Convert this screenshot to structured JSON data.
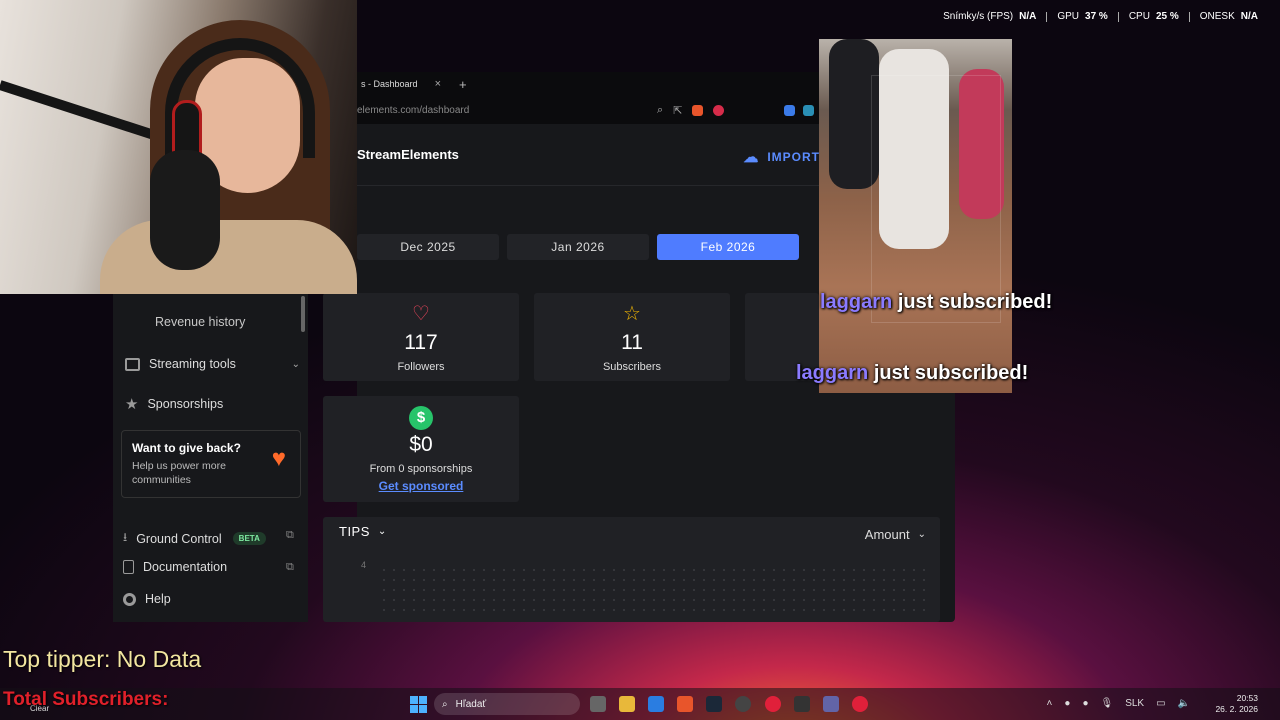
{
  "osd": {
    "fps_label": "Snímky/s (FPS)",
    "fps_value": "N/A",
    "gpu_label": "GPU",
    "gpu_value": "37 %",
    "cpu_label": "CPU",
    "cpu_value": "25 %",
    "onesk_label": "ONESK",
    "onesk_value": "N/A"
  },
  "browser": {
    "tab_title": "s - Dashboard",
    "tab_close": "×",
    "new_tab": "+",
    "url": "elements.com/dashboard"
  },
  "app": {
    "logo": "StreamElements",
    "import_label": "IMPORT",
    "months": [
      "Dec 2025",
      "Jan 2026",
      "Feb 2026"
    ],
    "active_month": "Feb 2026"
  },
  "sidebar": {
    "revenue_history": "Revenue history",
    "streaming_tools": "Streaming tools",
    "sponsorships": "Sponsorships",
    "giveback_title": "Want to give back?",
    "giveback_text": "Help us power more communities",
    "ground_control": "Ground Control",
    "beta": "BETA",
    "documentation": "Documentation",
    "help": "Help"
  },
  "stats": {
    "followers_value": "117",
    "followers_label": "Followers",
    "subscribers_value": "11",
    "subscribers_label": "Subscribers",
    "sponsorship_value": "$0",
    "sponsorship_label": "From 0 sponsorships",
    "sponsorship_link": "Get sponsored"
  },
  "tips": {
    "title": "TIPS",
    "sort": "Amount",
    "axis_value": "4"
  },
  "alerts": {
    "name": "laggarn",
    "text": "just subscribed!"
  },
  "overlay": {
    "top_tipper": "Top tipper: No Data",
    "total_subs": "Total Subscribers:"
  },
  "taskbar": {
    "weather": "Clear",
    "search": "Hľadať",
    "lang": "SLK",
    "time": "20:53",
    "date": "26. 2. 2026"
  },
  "colors": {
    "accent": "#4f7cff",
    "link": "#5b8cff",
    "alert_name": "#8b7bff",
    "total_subs": "#e0202a"
  }
}
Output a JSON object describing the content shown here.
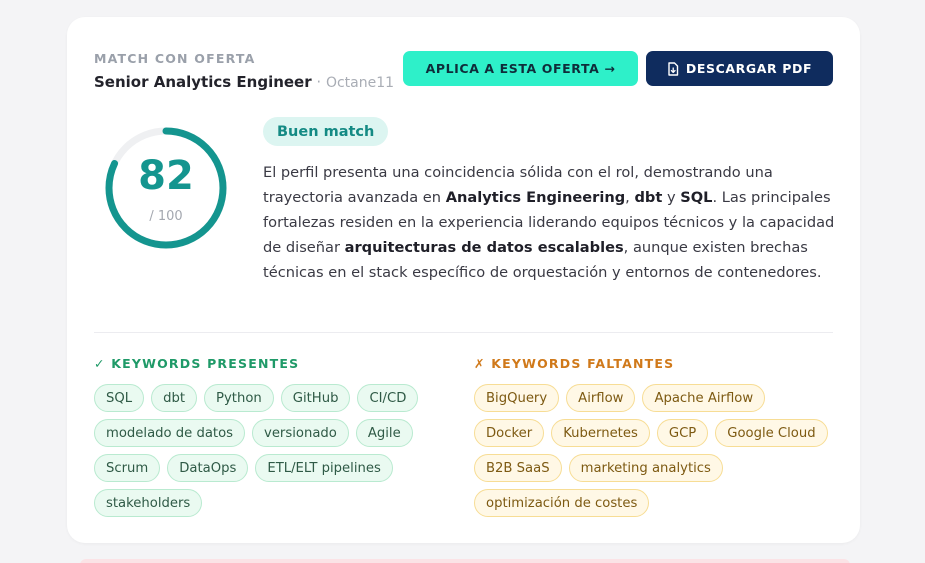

---

Transcribe each line above verbatim, with the pictures left out.

Convert this screenshot to structured JSON data.
{
  "osd": {
    "fps_label": "Snímky/s (FPS)",
    "fps_value": "N/A",
    "gpu_label": "GPU",
    "gpu_value": "37 %",
    "cpu_label": "CPU",
    "cpu_value": "25 %",
    "onesk_label": "ONESK",
    "onesk_value": "N/A"
  },
  "browser": {
    "tab_title": "s - Dashboard",
    "tab_close": "×",
    "new_tab": "+",
    "url": "elements.com/dashboard"
  },
  "app": {
    "logo": "StreamElements",
    "import_label": "IMPORT",
    "months": [
      "Dec 2025",
      "Jan 2026",
      "Feb 2026"
    ],
    "active_month": "Feb 2026"
  },
  "sidebar": {
    "revenue_history": "Revenue history",
    "streaming_tools": "Streaming tools",
    "sponsorships": "Sponsorships",
    "giveback_title": "Want to give back?",
    "giveback_text": "Help us power more communities",
    "ground_control": "Ground Control",
    "beta": "BETA",
    "documentation": "Documentation",
    "help": "Help"
  },
  "stats": {
    "followers_value": "117",
    "followers_label": "Followers",
    "subscribers_value": "11",
    "subscribers_label": "Subscribers",
    "sponsorship_value": "$0",
    "sponsorship_label": "From 0 sponsorships",
    "sponsorship_link": "Get sponsored"
  },
  "tips": {
    "title": "TIPS",
    "sort": "Amount",
    "axis_value": "4"
  },
  "alerts": {
    "name": "laggarn",
    "text": "just subscribed!"
  },
  "overlay": {
    "top_tipper": "Top tipper: No Data",
    "total_subs": "Total Subscribers:"
  },
  "taskbar": {
    "weather": "Clear",
    "search": "Hľadať",
    "lang": "SLK",
    "time": "20:53",
    "date": "26. 2. 2026"
  },
  "colors": {
    "accent": "#4f7cff",
    "link": "#5b8cff",
    "alert_name": "#8b7bff",
    "total_subs": "#e0202a"
  }
}
Output a JSON object describing the content shown here.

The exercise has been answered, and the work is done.